• **WRITTEN PROBLEM**
Collect the lines of the entries where "определяют" shows up.

Stored records:

Begin

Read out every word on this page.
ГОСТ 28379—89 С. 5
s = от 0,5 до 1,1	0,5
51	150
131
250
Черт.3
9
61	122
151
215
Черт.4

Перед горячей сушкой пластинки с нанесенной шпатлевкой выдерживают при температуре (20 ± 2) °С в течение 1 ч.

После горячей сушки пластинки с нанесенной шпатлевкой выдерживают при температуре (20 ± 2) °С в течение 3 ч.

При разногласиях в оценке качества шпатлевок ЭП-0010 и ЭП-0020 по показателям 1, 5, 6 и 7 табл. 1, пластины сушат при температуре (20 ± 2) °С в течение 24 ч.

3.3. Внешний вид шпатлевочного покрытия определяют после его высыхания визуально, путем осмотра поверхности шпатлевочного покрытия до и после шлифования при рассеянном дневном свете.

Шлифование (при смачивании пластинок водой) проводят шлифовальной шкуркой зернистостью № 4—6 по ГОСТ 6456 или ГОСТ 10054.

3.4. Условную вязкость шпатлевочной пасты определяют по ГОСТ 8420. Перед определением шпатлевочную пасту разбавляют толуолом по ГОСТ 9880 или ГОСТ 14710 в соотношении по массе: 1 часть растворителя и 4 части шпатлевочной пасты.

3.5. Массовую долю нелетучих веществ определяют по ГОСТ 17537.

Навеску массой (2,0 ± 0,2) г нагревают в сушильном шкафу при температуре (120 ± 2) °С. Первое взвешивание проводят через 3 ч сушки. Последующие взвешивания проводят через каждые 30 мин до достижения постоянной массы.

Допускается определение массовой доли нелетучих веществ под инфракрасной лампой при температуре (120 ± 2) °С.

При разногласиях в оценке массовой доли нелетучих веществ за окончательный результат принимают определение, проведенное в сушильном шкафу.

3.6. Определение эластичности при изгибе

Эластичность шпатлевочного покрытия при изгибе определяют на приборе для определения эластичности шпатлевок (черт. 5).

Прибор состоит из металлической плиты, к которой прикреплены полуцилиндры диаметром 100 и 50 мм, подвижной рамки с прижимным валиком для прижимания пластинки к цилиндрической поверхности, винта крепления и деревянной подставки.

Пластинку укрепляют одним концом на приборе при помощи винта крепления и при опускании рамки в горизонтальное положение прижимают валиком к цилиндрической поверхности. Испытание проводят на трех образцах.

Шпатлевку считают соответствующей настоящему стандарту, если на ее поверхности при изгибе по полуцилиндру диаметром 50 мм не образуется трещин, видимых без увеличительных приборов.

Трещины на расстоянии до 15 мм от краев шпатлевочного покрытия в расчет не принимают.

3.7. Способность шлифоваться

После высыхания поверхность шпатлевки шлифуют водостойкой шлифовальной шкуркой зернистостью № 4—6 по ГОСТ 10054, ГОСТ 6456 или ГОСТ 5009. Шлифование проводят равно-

End

• **WRITTEN REPLY**
3.3. Внешний вид шпатлевочного покрытия определяют после его высыхания визуально, путем осмотра поверхности шпатлевочного покрытия до и после шлифования при рассеянном дневном свете.
3.4. Условную вязкость шпатлевочной пасты определяют по ГОСТ 8420. Перед определением шпатлевочную пасту разбавляют толуолом по ГОСТ 9880 или ГОСТ 14710 в соотношении по массе: 1 часть растворителя и 4 части шпатлевочной пасты.
3.5. Массовую долю нелетучих веществ определяют по ГОСТ 17537.
Эластичность шпатлевочного покрытия при изгибе определяют на приборе для определения эластичности шпатлевок (черт. 5).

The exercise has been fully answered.